REQUIREMENT =>
Select every line of the records that contains the string "heading" and copy each one.

MATERIAL FOR THIS EXERCISE =>
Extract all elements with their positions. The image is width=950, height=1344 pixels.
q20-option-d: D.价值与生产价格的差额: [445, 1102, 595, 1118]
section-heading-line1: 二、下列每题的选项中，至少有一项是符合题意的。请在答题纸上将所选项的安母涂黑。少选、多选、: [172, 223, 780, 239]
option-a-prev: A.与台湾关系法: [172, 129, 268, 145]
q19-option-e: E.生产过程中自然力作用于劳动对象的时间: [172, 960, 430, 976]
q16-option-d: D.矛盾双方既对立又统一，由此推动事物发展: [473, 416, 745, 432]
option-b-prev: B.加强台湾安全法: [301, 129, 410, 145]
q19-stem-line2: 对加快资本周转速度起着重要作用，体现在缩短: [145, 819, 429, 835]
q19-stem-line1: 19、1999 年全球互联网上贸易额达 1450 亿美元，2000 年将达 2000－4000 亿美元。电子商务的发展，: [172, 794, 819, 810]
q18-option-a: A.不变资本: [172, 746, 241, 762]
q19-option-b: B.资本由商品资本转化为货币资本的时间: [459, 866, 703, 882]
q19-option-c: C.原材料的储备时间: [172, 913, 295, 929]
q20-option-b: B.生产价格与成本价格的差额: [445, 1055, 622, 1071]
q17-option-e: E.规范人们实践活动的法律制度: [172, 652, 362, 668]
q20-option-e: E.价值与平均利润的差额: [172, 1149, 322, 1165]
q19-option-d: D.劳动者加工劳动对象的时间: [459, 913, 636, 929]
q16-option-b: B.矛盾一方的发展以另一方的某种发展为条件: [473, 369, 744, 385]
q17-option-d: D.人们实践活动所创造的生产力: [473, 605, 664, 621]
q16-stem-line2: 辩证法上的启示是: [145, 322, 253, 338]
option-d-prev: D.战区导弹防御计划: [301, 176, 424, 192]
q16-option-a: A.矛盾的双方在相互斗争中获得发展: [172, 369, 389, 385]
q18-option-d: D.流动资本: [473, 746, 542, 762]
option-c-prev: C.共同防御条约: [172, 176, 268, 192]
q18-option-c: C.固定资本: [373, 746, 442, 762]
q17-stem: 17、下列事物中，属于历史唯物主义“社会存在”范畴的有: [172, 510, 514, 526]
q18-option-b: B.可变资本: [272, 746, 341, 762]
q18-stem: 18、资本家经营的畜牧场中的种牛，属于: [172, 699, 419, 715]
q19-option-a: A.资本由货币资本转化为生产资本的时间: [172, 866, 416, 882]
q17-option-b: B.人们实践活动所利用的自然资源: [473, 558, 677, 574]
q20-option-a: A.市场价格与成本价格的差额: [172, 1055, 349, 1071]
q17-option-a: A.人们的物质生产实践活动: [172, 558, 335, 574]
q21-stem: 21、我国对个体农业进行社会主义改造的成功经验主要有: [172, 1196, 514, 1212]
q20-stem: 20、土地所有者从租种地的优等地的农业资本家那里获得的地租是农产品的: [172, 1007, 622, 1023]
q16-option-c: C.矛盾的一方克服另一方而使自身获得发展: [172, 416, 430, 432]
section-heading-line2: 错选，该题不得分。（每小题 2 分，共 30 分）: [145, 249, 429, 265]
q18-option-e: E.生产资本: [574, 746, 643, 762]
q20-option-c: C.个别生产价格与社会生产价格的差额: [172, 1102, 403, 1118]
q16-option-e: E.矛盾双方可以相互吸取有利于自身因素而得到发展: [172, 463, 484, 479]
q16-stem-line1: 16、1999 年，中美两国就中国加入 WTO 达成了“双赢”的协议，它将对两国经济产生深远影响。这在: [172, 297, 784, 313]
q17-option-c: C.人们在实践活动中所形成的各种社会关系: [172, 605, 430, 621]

EXERCISE ANSWER =>
section-heading-line1: 二、下列每题的选项中，至少有一项是符合题意的。请在答题纸上将所选项的安母涂黑。少选、多选、: [172, 223, 780, 239]
section-heading-line2: 错选，该题不得分。（每小题 2 分，共 30 分）: [145, 249, 429, 265]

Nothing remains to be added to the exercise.